Task prompt: Exclude images, then output the remaining data verbatim.

Extracted records:
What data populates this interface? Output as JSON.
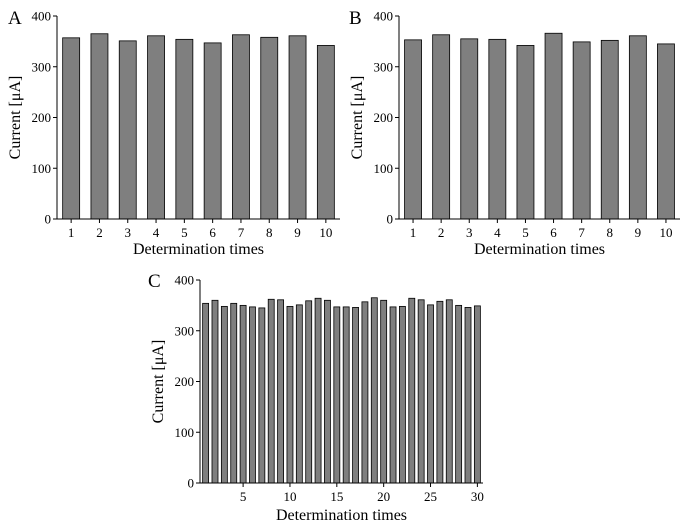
{
  "chart_data": [
    {
      "panel_label": "A",
      "type": "bar",
      "categories": [
        "1",
        "2",
        "3",
        "4",
        "5",
        "6",
        "7",
        "8",
        "9",
        "10"
      ],
      "values": [
        357,
        365,
        351,
        361,
        354,
        347,
        363,
        358,
        361,
        342
      ],
      "xlabel": "Determination times",
      "ylabel": "Current [μA]",
      "ylim": [
        0,
        400
      ],
      "yticks": [
        "0",
        "100",
        "200",
        "300",
        "400"
      ],
      "xticks": [
        "1",
        "2",
        "3",
        "4",
        "5",
        "6",
        "7",
        "8",
        "9",
        "10"
      ],
      "grid": false
    },
    {
      "panel_label": "B",
      "type": "bar",
      "categories": [
        "1",
        "2",
        "3",
        "4",
        "5",
        "6",
        "7",
        "8",
        "9",
        "10"
      ],
      "values": [
        353,
        363,
        355,
        354,
        342,
        366,
        349,
        352,
        361,
        345
      ],
      "xlabel": "Determination times",
      "ylabel": "Current [μA]",
      "ylim": [
        0,
        400
      ],
      "yticks": [
        "0",
        "100",
        "200",
        "300",
        "400"
      ],
      "xticks": [
        "1",
        "2",
        "3",
        "4",
        "5",
        "6",
        "7",
        "8",
        "9",
        "10"
      ],
      "grid": false
    },
    {
      "panel_label": "C",
      "type": "bar",
      "categories": [
        "1",
        "2",
        "3",
        "4",
        "5",
        "6",
        "7",
        "8",
        "9",
        "10",
        "11",
        "12",
        "13",
        "14",
        "15",
        "16",
        "17",
        "18",
        "19",
        "20",
        "21",
        "22",
        "23",
        "24",
        "25",
        "26",
        "27",
        "28",
        "29",
        "30"
      ],
      "values": [
        354,
        360,
        348,
        354,
        350,
        347,
        345,
        362,
        361,
        348,
        351,
        359,
        364,
        360,
        347,
        347,
        346,
        357,
        365,
        360,
        347,
        348,
        364,
        361,
        351,
        358,
        361,
        350,
        346,
        349
      ],
      "xlabel": "Determination times",
      "ylabel": "Current [μA]",
      "ylim": [
        0,
        400
      ],
      "yticks": [
        "0",
        "100",
        "200",
        "300",
        "400"
      ],
      "xticks": [
        "5",
        "10",
        "15",
        "20",
        "25",
        "30"
      ],
      "grid": false
    }
  ]
}
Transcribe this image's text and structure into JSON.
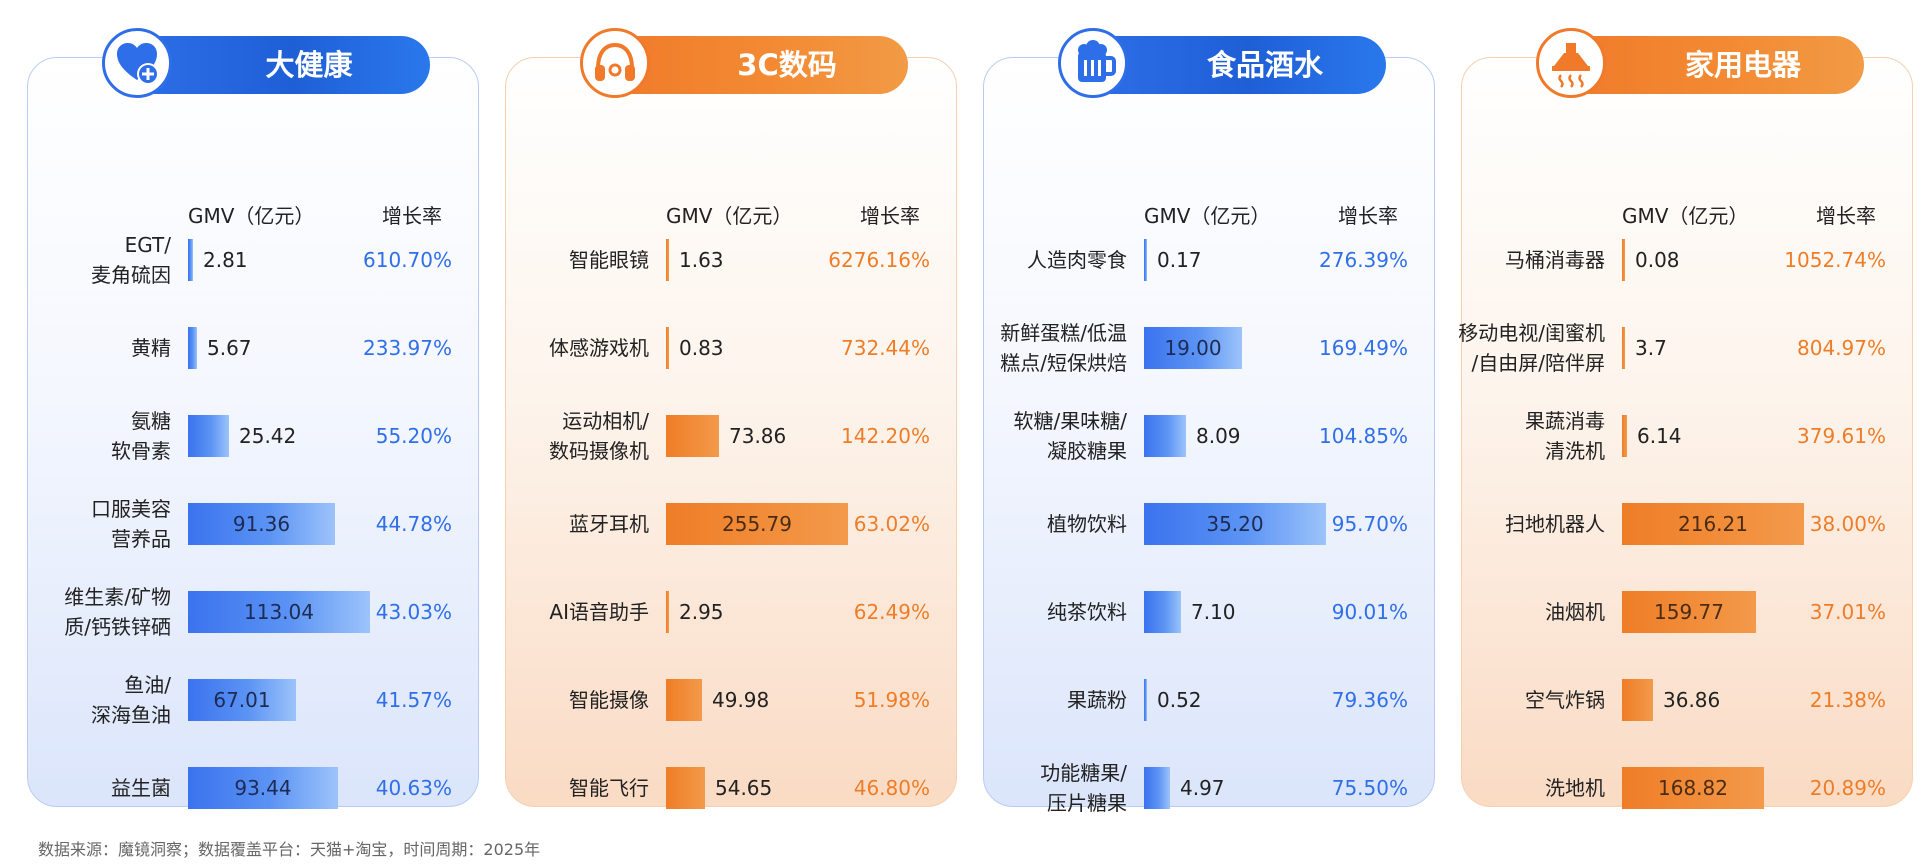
{
  "footer": {
    "source": "数据来源：魔镜洞察；数据覆盖平台：天猫+淘宝，时间周期：2025年"
  },
  "columns": {
    "gmv": "GMV（亿元）",
    "growth": "增长率"
  },
  "chart_data": [
    {
      "type": "bar",
      "title": "大健康",
      "theme_color": "#2e6ee8",
      "icon": "health-heart-plus-icon",
      "categories": [
        "EGT/\n麦角硫因",
        "黄精",
        "氨糖\n软骨素",
        "口服美容\n营养品",
        "维生素/矿物\n质/钙铁锌硒",
        "鱼油/\n深海鱼油",
        "益生菌"
      ],
      "gmv": [
        2.81,
        5.67,
        25.42,
        91.36,
        113.04,
        67.01,
        93.44
      ],
      "gmv_labels": [
        "2.81",
        "5.67",
        "25.42",
        "91.36",
        "113.04",
        "67.01",
        "93.44"
      ],
      "growth": [
        "610.70%",
        "233.97%",
        "55.20%",
        "44.78%",
        "43.03%",
        "41.57%",
        "40.63%"
      ],
      "xlim": [
        0,
        113.04
      ]
    },
    {
      "type": "bar",
      "title": "3C数码",
      "theme_color": "#f07a2a",
      "icon": "headphones-icon",
      "categories": [
        "智能眼镜",
        "体感游戏机",
        "运动相机/\n数码摄像机",
        "蓝牙耳机",
        "AI语音助手",
        "智能摄像",
        "智能飞行"
      ],
      "gmv": [
        1.63,
        0.83,
        73.86,
        255.79,
        2.95,
        49.98,
        54.65
      ],
      "gmv_labels": [
        "1.63",
        "0.83",
        "73.86",
        "255.79",
        "2.95",
        "49.98",
        "54.65"
      ],
      "growth": [
        "6276.16%",
        "732.44%",
        "142.20%",
        "63.02%",
        "62.49%",
        "51.98%",
        "46.80%"
      ],
      "xlim": [
        0,
        255.79
      ]
    },
    {
      "type": "bar",
      "title": "食品酒水",
      "theme_color": "#2e6ee8",
      "icon": "beer-mug-icon",
      "categories": [
        "人造肉零食",
        "新鲜蛋糕/低温\n糕点/短保烘焙",
        "软糖/果味糖/\n凝胶糖果",
        "植物饮料",
        "纯茶饮料",
        "果蔬粉",
        "功能糖果/\n压片糖果"
      ],
      "gmv": [
        0.17,
        19.0,
        8.09,
        35.2,
        7.1,
        0.52,
        4.97
      ],
      "gmv_labels": [
        "0.17",
        "19.00",
        "8.09",
        "35.20",
        "7.10",
        "0.52",
        "4.97"
      ],
      "growth": [
        "276.39%",
        "169.49%",
        "104.85%",
        "95.70%",
        "90.01%",
        "79.36%",
        "75.50%"
      ],
      "xlim": [
        0,
        35.2
      ]
    },
    {
      "type": "bar",
      "title": "家用电器",
      "theme_color": "#f07a2a",
      "icon": "range-hood-icon",
      "categories": [
        "马桶消毒器",
        "移动电视/闺蜜机\n/自由屏/陪伴屏",
        "果蔬消毒\n清洗机",
        "扫地机器人",
        "油烟机",
        "空气炸锅",
        "洗地机"
      ],
      "gmv": [
        0.08,
        3.7,
        6.14,
        216.21,
        159.77,
        36.86,
        168.82
      ],
      "gmv_labels": [
        "0.08",
        "3.7",
        "6.14",
        "216.21",
        "159.77",
        "36.86",
        "168.82"
      ],
      "growth": [
        "1052.74%",
        "804.97%",
        "379.61%",
        "38.00%",
        "37.01%",
        "21.38%",
        "20.89%"
      ],
      "xlim": [
        0,
        216.21
      ]
    }
  ]
}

Exercise answer:
What data populates this interface? Output as JSON.
{
  "chart_data": [
    {
      "panel_label": "A",
      "type": "bar",
      "categories": [
        "1",
        "2",
        "3",
        "4",
        "5",
        "6",
        "7",
        "8",
        "9",
        "10"
      ],
      "values": [
        357,
        365,
        351,
        361,
        354,
        347,
        363,
        358,
        361,
        342
      ],
      "xlabel": "Determination times",
      "ylabel": "Current [μA]",
      "ylim": [
        0,
        400
      ],
      "yticks": [
        "0",
        "100",
        "200",
        "300",
        "400"
      ],
      "xticks": [
        "1",
        "2",
        "3",
        "4",
        "5",
        "6",
        "7",
        "8",
        "9",
        "10"
      ],
      "grid": false
    },
    {
      "panel_label": "B",
      "type": "bar",
      "categories": [
        "1",
        "2",
        "3",
        "4",
        "5",
        "6",
        "7",
        "8",
        "9",
        "10"
      ],
      "values": [
        353,
        363,
        355,
        354,
        342,
        366,
        349,
        352,
        361,
        345
      ],
      "xlabel": "Determination times",
      "ylabel": "Current [μA]",
      "ylim": [
        0,
        400
      ],
      "yticks": [
        "0",
        "100",
        "200",
        "300",
        "400"
      ],
      "xticks": [
        "1",
        "2",
        "3",
        "4",
        "5",
        "6",
        "7",
        "8",
        "9",
        "10"
      ],
      "grid": false
    },
    {
      "panel_label": "C",
      "type": "bar",
      "categories": [
        "1",
        "2",
        "3",
        "4",
        "5",
        "6",
        "7",
        "8",
        "9",
        "10",
        "11",
        "12",
        "13",
        "14",
        "15",
        "16",
        "17",
        "18",
        "19",
        "20",
        "21",
        "22",
        "23",
        "24",
        "25",
        "26",
        "27",
        "28",
        "29",
        "30"
      ],
      "values": [
        354,
        360,
        348,
        354,
        350,
        347,
        345,
        362,
        361,
        348,
        351,
        359,
        364,
        360,
        347,
        347,
        346,
        357,
        365,
        360,
        347,
        348,
        364,
        361,
        351,
        358,
        361,
        350,
        346,
        349
      ],
      "xlabel": "Determination times",
      "ylabel": "Current [μA]",
      "ylim": [
        0,
        400
      ],
      "yticks": [
        "0",
        "100",
        "200",
        "300",
        "400"
      ],
      "xticks": [
        "5",
        "10",
        "15",
        "20",
        "25",
        "30"
      ],
      "grid": false
    }
  ]
}
Transcribe this image's text and structure into JSON.
{
  "footer": {
    "source": "数据来源：魔镜洞察；数据覆盖平台：天猫+淘宝，时间周期：2025年"
  },
  "columns": {
    "gmv": "GMV（亿元）",
    "growth": "增长率"
  },
  "chart_data": [
    {
      "type": "bar",
      "title": "大健康",
      "theme_color": "#2e6ee8",
      "icon": "health-heart-plus-icon",
      "categories": [
        "EGT/\n麦角硫因",
        "黄精",
        "氨糖\n软骨素",
        "口服美容\n营养品",
        "维生素/矿物\n质/钙铁锌硒",
        "鱼油/\n深海鱼油",
        "益生菌"
      ],
      "gmv": [
        2.81,
        5.67,
        25.42,
        91.36,
        113.04,
        67.01,
        93.44
      ],
      "gmv_labels": [
        "2.81",
        "5.67",
        "25.42",
        "91.36",
        "113.04",
        "67.01",
        "93.44"
      ],
      "growth": [
        "610.70%",
        "233.97%",
        "55.20%",
        "44.78%",
        "43.03%",
        "41.57%",
        "40.63%"
      ],
      "xlim": [
        0,
        113.04
      ]
    },
    {
      "type": "bar",
      "title": "3C数码",
      "theme_color": "#f07a2a",
      "icon": "headphones-icon",
      "categories": [
        "智能眼镜",
        "体感游戏机",
        "运动相机/\n数码摄像机",
        "蓝牙耳机",
        "AI语音助手",
        "智能摄像",
        "智能飞行"
      ],
      "gmv": [
        1.63,
        0.83,
        73.86,
        255.79,
        2.95,
        49.98,
        54.65
      ],
      "gmv_labels": [
        "1.63",
        "0.83",
        "73.86",
        "255.79",
        "2.95",
        "49.98",
        "54.65"
      ],
      "growth": [
        "6276.16%",
        "732.44%",
        "142.20%",
        "63.02%",
        "62.49%",
        "51.98%",
        "46.80%"
      ],
      "xlim": [
        0,
        255.79
      ]
    },
    {
      "type": "bar",
      "title": "食品酒水",
      "theme_color": "#2e6ee8",
      "icon": "beer-mug-icon",
      "categories": [
        "人造肉零食",
        "新鲜蛋糕/低温\n糕点/短保烘焙",
        "软糖/果味糖/\n凝胶糖果",
        "植物饮料",
        "纯茶饮料",
        "果蔬粉",
        "功能糖果/\n压片糖果"
      ],
      "gmv": [
        0.17,
        19.0,
        8.09,
        35.2,
        7.1,
        0.52,
        4.97
      ],
      "gmv_labels": [
        "0.17",
        "19.00",
        "8.09",
        "35.20",
        "7.10",
        "0.52",
        "4.97"
      ],
      "growth": [
        "276.39%",
        "169.49%",
        "104.85%",
        "95.70%",
        "90.01%",
        "79.36%",
        "75.50%"
      ],
      "xlim": [
        0,
        35.2
      ]
    },
    {
      "type": "bar",
      "title": "家用电器",
      "theme_color": "#f07a2a",
      "icon": "range-hood-icon",
      "categories": [
        "马桶消毒器",
        "移动电视/闺蜜机\n/自由屏/陪伴屏",
        "果蔬消毒\n清洗机",
        "扫地机器人",
        "油烟机",
        "空气炸锅",
        "洗地机"
      ],
      "gmv": [
        0.08,
        3.7,
        6.14,
        216.21,
        159.77,
        36.86,
        168.82
      ],
      "gmv_labels": [
        "0.08",
        "3.7",
        "6.14",
        "216.21",
        "159.77",
        "36.86",
        "168.82"
      ],
      "growth": [
        "1052.74%",
        "804.97%",
        "379.61%",
        "38.00%",
        "37.01%",
        "21.38%",
        "20.89%"
      ],
      "xlim": [
        0,
        216.21
      ]
    }
  ]
}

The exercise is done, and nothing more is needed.